_What to work on_
Select from the records below every line that has the word "Interface" in it.

# start of Available data

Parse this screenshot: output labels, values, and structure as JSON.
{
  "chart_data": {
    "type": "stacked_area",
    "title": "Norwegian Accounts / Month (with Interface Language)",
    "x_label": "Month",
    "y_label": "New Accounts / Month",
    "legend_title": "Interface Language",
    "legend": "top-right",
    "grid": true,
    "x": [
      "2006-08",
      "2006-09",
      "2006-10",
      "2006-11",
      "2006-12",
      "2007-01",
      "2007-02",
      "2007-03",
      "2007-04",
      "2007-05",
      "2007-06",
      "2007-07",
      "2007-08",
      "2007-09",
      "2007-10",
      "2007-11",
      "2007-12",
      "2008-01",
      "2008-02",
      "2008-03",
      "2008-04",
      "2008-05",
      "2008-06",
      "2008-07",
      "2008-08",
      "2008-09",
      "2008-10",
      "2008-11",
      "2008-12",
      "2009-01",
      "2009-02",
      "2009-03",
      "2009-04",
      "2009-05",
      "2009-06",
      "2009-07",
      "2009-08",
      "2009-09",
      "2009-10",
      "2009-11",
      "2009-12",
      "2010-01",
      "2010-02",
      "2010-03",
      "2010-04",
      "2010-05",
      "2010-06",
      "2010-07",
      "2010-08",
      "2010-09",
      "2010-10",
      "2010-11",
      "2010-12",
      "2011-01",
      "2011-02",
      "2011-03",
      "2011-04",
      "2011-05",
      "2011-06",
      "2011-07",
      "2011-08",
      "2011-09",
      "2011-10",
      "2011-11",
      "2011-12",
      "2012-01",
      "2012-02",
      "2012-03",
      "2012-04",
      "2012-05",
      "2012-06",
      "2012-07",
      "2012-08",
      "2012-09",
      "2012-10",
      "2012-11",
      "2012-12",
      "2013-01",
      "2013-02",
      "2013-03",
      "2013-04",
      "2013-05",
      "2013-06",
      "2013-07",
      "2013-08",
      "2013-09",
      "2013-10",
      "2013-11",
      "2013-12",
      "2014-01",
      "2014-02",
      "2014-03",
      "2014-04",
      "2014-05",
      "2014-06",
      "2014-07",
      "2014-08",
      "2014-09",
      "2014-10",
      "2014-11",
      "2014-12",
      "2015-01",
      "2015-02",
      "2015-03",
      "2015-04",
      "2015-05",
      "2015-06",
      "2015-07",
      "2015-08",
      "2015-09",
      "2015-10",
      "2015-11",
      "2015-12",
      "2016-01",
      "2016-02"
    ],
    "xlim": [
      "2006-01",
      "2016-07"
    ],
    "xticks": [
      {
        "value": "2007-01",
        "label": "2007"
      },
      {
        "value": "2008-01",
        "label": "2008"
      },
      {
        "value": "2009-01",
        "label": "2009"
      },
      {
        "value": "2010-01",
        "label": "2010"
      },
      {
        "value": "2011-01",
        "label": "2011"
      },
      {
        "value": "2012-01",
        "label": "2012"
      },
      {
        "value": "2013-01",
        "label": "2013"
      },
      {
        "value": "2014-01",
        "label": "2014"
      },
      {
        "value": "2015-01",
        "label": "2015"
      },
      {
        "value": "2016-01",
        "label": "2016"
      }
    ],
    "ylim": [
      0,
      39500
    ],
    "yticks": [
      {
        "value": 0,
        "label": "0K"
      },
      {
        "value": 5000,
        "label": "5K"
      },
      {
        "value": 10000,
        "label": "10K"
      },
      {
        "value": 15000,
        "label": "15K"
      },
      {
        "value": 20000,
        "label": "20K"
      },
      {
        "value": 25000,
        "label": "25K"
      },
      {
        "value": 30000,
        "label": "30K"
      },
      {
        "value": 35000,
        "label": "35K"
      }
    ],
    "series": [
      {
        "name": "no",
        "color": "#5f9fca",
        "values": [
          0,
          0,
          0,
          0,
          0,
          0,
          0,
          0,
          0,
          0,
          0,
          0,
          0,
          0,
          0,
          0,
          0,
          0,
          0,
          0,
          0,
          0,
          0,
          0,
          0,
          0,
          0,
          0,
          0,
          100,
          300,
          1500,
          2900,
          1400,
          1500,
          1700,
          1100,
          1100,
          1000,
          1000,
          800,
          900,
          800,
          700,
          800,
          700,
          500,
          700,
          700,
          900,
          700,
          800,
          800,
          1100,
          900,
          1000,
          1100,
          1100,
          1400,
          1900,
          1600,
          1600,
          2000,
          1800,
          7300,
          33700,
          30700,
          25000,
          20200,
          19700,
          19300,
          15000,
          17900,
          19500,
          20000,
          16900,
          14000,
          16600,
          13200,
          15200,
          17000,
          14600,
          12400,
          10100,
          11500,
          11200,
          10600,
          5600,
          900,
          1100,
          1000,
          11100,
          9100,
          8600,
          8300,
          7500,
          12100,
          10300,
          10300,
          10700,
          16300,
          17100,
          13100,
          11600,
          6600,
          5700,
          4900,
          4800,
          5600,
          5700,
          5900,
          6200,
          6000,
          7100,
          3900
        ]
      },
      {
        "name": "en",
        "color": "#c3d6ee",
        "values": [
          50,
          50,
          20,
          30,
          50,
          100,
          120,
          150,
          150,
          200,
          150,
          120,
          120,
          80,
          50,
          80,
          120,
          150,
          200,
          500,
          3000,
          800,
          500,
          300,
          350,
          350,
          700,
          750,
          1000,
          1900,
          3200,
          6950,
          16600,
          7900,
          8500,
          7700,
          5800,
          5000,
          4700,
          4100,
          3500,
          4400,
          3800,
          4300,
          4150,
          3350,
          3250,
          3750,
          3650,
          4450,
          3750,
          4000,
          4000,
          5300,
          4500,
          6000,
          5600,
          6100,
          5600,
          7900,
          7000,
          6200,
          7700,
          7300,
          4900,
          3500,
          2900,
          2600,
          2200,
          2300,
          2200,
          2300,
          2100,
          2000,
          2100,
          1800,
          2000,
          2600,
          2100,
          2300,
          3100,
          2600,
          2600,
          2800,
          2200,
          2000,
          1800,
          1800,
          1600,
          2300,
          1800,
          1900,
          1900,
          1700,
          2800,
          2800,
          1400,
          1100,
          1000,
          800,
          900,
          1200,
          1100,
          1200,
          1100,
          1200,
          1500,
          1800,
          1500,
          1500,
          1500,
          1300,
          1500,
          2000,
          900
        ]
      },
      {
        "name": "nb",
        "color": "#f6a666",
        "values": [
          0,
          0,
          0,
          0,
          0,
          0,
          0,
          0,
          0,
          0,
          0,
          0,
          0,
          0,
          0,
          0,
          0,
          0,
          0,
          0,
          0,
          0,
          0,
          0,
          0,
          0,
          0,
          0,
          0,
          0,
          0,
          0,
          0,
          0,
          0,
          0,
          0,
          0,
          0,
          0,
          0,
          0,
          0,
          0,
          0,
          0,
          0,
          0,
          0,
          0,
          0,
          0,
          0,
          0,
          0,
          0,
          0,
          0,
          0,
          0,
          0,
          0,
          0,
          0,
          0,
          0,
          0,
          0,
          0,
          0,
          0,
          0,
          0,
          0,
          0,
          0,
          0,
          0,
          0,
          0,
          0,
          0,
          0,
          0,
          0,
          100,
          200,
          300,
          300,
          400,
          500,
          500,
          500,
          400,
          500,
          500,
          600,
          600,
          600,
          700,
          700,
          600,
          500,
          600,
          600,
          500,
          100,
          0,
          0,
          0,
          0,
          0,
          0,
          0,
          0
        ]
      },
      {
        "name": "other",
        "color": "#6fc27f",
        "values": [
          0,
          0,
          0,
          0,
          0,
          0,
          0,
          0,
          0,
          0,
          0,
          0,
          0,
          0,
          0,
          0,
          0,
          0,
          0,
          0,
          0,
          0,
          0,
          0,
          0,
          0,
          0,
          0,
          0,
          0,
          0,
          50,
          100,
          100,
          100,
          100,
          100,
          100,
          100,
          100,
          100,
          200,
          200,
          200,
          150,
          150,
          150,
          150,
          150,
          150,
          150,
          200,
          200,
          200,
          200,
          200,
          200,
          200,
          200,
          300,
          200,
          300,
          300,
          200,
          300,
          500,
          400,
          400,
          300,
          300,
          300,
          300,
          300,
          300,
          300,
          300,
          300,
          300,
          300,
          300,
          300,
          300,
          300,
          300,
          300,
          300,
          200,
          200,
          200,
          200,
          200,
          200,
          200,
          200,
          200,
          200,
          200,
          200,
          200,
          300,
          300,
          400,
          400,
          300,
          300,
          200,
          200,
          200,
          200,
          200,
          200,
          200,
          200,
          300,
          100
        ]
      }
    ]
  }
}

# end of Available data

_Output of the exercise_
    "title": "Norwegian Accounts / Month (with Interface Language)",
    "legend_title": "Interface Language",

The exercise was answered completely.